(Dataset excerpt)
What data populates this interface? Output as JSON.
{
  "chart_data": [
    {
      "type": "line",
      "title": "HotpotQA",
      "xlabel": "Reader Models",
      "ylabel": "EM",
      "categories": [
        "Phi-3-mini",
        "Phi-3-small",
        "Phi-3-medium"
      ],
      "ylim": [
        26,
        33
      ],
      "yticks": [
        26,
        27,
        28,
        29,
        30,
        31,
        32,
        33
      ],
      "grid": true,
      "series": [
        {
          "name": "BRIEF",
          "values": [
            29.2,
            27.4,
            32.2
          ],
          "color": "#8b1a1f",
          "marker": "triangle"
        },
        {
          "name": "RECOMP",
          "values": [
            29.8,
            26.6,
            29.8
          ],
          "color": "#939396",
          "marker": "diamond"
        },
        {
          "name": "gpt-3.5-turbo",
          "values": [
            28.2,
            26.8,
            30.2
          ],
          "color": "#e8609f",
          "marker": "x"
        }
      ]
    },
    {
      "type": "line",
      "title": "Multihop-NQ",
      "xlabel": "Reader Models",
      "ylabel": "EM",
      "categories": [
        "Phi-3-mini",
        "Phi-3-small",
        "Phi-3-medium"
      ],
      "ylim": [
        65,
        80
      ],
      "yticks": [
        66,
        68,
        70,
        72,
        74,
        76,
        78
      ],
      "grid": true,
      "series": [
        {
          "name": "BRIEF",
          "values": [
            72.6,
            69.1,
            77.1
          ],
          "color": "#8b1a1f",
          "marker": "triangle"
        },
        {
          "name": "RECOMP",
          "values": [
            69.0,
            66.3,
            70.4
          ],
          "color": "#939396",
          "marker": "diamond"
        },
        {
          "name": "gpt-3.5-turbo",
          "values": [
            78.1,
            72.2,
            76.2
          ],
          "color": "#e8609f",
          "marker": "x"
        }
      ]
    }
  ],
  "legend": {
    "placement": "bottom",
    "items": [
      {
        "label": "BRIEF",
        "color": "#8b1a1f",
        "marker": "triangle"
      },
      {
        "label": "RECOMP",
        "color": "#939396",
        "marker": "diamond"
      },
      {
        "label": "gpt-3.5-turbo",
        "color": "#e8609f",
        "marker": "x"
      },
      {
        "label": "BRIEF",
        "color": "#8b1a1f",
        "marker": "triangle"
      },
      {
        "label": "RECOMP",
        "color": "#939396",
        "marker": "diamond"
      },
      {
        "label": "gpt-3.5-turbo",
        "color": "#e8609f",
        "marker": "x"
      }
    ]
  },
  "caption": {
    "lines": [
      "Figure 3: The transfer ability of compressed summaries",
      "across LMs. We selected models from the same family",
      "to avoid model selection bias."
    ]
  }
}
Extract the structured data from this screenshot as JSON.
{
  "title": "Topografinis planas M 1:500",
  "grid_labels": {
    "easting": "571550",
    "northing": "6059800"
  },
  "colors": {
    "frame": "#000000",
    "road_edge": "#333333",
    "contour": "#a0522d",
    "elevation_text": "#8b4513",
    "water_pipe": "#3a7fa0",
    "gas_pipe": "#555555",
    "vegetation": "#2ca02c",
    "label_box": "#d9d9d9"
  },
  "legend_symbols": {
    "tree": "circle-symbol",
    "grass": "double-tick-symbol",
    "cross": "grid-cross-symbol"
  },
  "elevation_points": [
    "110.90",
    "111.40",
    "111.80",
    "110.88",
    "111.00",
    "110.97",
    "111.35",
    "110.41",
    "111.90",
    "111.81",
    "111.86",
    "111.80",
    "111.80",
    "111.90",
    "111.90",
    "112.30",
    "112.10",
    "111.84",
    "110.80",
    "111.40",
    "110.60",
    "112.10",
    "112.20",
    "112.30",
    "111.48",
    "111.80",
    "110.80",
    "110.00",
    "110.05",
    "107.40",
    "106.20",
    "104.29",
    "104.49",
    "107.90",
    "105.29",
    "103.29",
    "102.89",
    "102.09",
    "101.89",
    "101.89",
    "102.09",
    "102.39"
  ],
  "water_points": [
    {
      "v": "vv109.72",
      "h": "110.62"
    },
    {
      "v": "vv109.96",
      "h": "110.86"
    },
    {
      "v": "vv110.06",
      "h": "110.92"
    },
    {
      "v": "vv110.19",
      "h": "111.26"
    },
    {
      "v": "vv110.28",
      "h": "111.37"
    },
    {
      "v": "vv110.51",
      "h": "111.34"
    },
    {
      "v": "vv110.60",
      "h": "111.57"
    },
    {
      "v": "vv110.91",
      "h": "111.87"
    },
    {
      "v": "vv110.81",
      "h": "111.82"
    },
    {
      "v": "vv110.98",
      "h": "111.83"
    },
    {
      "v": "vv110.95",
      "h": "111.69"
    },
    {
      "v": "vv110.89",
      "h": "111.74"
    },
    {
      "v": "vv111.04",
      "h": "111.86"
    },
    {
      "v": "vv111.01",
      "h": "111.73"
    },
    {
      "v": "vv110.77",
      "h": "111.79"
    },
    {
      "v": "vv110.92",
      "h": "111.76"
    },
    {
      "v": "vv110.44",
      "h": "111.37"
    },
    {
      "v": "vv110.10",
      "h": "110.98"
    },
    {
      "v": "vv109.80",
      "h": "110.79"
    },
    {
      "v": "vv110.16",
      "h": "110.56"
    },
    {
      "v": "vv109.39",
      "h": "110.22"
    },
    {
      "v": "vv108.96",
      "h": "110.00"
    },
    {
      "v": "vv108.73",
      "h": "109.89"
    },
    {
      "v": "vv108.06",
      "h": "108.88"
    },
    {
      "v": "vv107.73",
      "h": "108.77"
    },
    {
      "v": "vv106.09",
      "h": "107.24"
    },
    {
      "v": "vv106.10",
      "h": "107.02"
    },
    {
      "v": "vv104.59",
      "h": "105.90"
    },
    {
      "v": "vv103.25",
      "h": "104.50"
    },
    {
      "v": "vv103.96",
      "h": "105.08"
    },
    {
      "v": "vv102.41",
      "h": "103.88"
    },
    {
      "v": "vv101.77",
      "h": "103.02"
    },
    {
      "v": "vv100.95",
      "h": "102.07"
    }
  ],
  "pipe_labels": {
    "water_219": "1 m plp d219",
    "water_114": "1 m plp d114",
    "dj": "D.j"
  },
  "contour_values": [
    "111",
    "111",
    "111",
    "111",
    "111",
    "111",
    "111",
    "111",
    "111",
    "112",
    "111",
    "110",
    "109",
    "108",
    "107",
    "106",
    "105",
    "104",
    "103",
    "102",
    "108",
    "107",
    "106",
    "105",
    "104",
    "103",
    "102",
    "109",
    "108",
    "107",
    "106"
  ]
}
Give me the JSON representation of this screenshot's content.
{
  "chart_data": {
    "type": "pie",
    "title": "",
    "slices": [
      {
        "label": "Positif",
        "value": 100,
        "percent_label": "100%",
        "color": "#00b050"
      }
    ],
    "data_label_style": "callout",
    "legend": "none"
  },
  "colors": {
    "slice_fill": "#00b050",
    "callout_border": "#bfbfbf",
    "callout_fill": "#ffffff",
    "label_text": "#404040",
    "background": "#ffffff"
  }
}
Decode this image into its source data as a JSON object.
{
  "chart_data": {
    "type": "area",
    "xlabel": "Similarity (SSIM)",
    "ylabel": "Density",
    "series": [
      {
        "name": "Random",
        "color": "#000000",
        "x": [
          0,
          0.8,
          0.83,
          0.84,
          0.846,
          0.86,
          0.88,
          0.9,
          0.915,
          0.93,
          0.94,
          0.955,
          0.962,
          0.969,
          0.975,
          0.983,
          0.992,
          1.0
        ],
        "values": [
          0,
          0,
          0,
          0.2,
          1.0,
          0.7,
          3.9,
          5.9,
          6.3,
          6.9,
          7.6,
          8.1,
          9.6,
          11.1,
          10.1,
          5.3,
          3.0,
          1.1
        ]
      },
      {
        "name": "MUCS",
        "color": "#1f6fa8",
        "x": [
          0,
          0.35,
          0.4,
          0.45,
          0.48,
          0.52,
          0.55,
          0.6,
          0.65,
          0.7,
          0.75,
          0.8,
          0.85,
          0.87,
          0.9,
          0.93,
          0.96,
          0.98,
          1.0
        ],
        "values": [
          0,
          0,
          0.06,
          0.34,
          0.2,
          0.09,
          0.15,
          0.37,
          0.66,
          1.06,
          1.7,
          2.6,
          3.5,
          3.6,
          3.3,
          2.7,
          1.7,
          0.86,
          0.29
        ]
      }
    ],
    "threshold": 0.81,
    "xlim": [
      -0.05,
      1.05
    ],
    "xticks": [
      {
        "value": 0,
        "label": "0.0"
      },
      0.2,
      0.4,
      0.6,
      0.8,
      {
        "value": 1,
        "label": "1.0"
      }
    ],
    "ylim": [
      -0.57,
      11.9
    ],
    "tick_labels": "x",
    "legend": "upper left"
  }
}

§ TASK REQUIREMENTS
Where a line above contains the string "JSON", copy that line.

§ FINAL ANSWER
What data populates this interface? Output as JSON.
Extract the structured data from this screenshot as JSON.
Give me the JSON representation of this screenshot's content.
Decode this image into its source data as a JSON object.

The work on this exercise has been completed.